Data for the task -
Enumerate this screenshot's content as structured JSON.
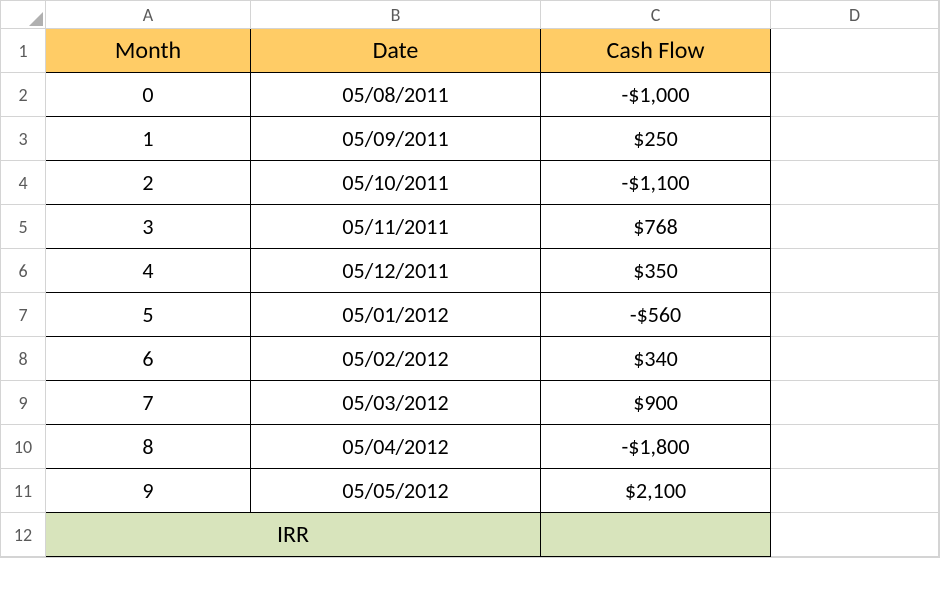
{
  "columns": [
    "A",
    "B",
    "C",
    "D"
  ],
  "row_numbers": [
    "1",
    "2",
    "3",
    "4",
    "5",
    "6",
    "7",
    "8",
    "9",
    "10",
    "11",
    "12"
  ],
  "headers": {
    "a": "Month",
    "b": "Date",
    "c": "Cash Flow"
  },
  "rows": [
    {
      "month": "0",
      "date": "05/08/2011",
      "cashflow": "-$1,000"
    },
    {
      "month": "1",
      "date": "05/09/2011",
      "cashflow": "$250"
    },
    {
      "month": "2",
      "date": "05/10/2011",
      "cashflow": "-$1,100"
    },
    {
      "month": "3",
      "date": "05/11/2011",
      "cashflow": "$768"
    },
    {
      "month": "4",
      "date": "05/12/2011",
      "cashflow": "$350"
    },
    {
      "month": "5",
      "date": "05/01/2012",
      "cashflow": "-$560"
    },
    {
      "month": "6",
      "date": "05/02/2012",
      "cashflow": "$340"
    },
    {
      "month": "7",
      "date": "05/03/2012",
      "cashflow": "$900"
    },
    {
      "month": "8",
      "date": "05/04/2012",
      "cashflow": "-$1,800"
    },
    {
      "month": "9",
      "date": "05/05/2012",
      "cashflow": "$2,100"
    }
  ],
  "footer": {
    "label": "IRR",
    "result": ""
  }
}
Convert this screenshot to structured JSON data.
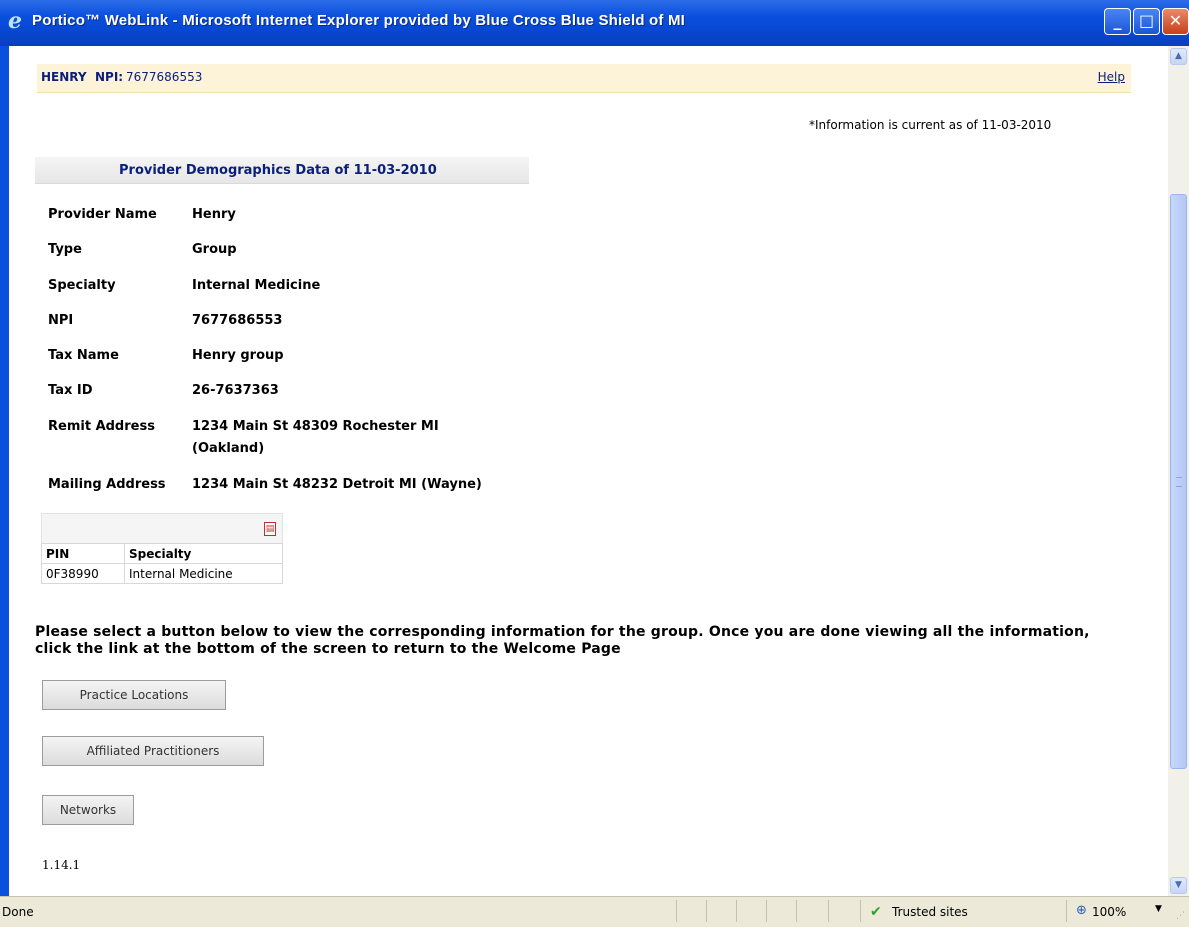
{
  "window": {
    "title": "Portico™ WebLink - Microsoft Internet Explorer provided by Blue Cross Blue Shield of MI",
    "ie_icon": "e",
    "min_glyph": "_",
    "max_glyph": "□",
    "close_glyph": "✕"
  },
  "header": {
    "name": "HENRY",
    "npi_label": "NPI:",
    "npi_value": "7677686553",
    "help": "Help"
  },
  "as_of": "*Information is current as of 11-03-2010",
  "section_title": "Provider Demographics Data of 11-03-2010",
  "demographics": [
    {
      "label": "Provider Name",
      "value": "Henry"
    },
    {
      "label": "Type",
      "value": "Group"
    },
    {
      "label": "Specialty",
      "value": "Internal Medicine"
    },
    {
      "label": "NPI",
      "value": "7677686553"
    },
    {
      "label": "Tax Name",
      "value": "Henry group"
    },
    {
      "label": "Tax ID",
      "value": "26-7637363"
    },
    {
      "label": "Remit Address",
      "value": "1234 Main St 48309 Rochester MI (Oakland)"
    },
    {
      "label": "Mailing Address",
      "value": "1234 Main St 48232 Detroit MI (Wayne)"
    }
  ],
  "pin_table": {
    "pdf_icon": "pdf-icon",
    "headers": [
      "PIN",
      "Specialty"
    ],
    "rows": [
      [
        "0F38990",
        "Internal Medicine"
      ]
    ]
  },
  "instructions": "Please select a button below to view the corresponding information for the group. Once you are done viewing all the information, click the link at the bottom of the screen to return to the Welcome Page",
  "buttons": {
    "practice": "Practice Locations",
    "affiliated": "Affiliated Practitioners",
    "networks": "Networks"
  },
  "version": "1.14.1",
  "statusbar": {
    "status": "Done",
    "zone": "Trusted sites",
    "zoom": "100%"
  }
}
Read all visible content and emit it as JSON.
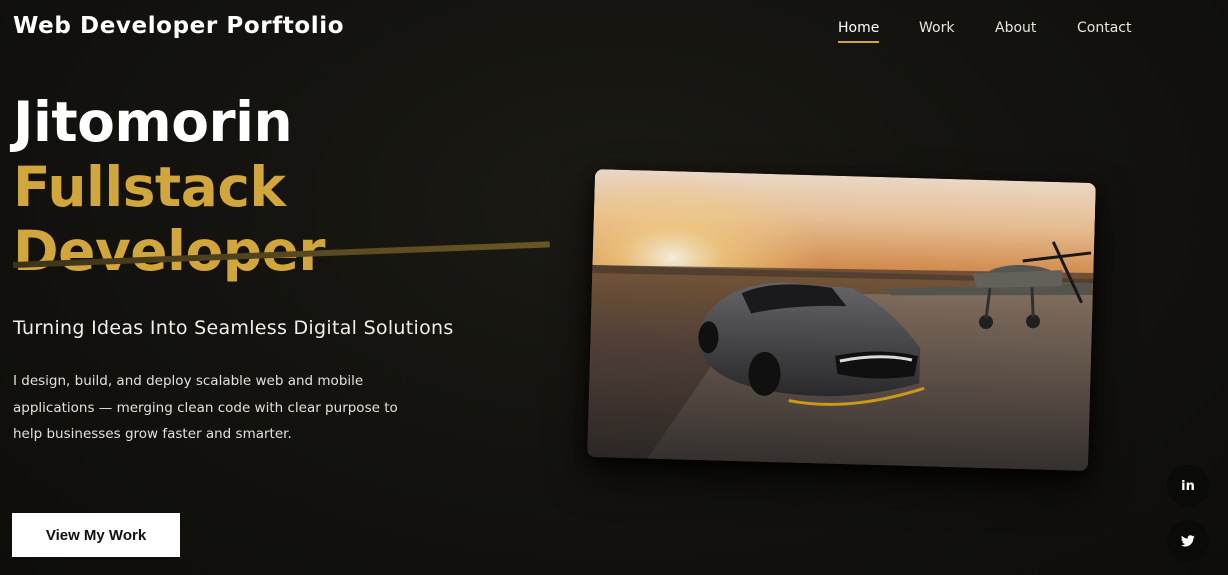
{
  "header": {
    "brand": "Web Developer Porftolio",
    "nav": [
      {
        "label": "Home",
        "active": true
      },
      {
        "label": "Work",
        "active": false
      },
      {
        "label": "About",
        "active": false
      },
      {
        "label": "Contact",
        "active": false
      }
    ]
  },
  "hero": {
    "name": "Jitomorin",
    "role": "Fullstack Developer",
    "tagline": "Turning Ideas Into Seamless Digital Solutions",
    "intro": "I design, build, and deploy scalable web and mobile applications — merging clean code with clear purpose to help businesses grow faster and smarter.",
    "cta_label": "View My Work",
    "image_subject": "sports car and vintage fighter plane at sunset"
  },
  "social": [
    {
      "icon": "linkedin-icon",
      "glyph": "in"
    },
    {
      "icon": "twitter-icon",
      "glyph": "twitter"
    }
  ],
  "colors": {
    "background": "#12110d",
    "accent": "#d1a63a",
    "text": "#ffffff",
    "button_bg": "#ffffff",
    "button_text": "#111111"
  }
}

Exercise aim -
Only lines with the word "content" should be collected from the material.

Response -
Enumerate this screenshot's content as structured JSON.
Read all visible content and emit it as JSON.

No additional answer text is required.